**** Given information
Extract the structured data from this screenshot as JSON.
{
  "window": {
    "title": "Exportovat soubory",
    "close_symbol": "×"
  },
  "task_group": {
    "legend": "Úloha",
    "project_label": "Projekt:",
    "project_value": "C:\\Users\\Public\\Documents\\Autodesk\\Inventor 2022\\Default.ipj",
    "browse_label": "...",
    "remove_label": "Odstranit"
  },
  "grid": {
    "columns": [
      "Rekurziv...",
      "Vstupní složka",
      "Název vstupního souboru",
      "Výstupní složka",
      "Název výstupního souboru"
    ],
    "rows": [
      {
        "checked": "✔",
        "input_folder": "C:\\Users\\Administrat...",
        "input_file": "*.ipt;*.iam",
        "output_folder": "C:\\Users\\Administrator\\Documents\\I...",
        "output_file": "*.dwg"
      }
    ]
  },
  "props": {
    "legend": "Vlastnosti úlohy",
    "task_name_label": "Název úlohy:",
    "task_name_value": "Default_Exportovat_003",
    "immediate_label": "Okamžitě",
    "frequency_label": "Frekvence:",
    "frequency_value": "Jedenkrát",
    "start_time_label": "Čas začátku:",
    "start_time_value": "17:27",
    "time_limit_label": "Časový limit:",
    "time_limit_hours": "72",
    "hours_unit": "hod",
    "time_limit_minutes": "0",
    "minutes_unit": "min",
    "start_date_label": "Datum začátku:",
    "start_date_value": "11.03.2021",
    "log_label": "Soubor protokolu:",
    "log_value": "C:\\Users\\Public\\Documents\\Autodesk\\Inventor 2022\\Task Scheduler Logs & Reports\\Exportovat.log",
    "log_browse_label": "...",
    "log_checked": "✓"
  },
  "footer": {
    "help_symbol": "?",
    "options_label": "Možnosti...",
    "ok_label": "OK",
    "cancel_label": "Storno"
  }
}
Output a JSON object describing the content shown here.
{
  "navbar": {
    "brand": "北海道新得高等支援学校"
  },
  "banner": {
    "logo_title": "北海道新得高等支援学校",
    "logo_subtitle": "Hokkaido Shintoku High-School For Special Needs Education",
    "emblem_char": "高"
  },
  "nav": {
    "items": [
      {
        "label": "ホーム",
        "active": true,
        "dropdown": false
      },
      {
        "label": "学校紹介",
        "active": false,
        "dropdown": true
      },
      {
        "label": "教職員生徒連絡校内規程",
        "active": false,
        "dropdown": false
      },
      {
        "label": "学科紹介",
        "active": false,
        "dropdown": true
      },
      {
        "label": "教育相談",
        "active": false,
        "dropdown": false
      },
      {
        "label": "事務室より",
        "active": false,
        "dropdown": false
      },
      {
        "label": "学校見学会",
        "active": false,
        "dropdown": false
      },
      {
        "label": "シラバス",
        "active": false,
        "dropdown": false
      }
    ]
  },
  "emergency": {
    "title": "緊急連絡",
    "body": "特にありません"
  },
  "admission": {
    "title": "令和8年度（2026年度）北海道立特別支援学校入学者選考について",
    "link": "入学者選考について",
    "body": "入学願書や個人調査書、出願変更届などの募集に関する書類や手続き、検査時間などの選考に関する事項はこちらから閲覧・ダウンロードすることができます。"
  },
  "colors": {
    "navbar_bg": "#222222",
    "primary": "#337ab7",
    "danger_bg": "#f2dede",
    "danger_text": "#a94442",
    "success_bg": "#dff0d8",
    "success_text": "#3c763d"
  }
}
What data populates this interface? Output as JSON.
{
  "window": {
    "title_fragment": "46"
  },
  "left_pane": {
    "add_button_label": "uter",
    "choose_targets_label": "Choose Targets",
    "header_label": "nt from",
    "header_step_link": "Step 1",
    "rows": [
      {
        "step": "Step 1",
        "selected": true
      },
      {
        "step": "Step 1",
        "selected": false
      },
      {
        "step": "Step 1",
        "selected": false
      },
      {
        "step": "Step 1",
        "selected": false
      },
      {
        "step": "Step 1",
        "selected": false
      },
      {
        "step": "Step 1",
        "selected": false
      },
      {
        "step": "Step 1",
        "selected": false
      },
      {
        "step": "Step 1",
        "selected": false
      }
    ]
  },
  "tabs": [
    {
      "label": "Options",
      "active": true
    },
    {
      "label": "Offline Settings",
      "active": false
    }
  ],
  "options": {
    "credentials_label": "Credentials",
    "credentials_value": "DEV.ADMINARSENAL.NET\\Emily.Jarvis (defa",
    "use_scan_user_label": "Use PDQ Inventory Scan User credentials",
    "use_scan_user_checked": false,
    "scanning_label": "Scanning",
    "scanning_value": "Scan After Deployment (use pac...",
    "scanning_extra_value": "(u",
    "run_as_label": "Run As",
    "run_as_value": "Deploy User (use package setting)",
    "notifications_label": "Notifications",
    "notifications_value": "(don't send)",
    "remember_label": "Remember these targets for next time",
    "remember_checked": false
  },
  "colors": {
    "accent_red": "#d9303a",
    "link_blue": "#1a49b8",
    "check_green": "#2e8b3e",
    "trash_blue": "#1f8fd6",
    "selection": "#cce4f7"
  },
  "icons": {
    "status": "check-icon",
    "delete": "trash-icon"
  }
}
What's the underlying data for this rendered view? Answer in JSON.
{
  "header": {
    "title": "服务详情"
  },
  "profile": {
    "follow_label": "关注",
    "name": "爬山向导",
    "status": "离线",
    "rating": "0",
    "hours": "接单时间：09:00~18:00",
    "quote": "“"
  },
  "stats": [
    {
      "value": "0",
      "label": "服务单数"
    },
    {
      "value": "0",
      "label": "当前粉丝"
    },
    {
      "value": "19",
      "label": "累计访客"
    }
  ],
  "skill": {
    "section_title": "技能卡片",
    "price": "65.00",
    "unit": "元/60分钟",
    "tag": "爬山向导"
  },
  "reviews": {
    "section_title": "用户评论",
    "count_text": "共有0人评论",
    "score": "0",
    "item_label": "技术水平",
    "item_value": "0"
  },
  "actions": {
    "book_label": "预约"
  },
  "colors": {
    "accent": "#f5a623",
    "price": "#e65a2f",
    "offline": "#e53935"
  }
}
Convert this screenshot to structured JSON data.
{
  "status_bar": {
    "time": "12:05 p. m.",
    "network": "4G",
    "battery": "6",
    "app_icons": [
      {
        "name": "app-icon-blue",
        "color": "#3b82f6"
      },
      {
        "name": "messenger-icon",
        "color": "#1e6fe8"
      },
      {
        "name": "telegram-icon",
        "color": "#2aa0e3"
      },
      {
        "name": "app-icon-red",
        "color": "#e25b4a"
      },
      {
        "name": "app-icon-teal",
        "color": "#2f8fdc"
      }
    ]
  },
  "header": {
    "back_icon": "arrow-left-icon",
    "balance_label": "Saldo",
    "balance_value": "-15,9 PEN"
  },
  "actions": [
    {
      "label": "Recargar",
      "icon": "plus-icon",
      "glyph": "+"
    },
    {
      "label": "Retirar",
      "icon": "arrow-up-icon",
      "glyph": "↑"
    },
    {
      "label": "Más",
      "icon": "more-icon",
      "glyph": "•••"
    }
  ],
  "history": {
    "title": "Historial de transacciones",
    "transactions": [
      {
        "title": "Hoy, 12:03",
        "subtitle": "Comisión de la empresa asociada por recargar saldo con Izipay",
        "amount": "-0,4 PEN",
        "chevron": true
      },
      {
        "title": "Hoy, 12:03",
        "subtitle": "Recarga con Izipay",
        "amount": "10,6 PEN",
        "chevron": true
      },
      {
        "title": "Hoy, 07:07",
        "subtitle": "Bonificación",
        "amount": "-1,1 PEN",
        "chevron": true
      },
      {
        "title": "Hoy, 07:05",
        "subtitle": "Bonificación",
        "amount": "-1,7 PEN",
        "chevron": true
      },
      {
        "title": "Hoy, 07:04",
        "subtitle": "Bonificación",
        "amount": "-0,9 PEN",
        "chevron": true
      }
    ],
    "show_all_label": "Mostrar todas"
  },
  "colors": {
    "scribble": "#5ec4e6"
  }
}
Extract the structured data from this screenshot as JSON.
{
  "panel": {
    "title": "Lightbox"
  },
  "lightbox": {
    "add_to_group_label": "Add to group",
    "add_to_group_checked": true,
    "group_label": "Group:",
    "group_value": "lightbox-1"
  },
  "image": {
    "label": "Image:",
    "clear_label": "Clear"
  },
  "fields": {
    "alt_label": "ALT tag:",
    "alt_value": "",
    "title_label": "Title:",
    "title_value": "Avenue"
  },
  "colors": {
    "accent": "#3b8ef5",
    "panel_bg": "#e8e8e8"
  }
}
********
What the task requires -> Using the entries above, find all lines with "Autodesk". Copy them.

Complete response ->
    "project_value": "C:\\Users\\Public\\Documents\\Autodesk\\Inventor 2022\\Default.ipj",
    "log_value": "C:\\Users\\Public\\Documents\\Autodesk\\Inventor 2022\\Task Scheduler Logs & Reports\\Exportovat.log",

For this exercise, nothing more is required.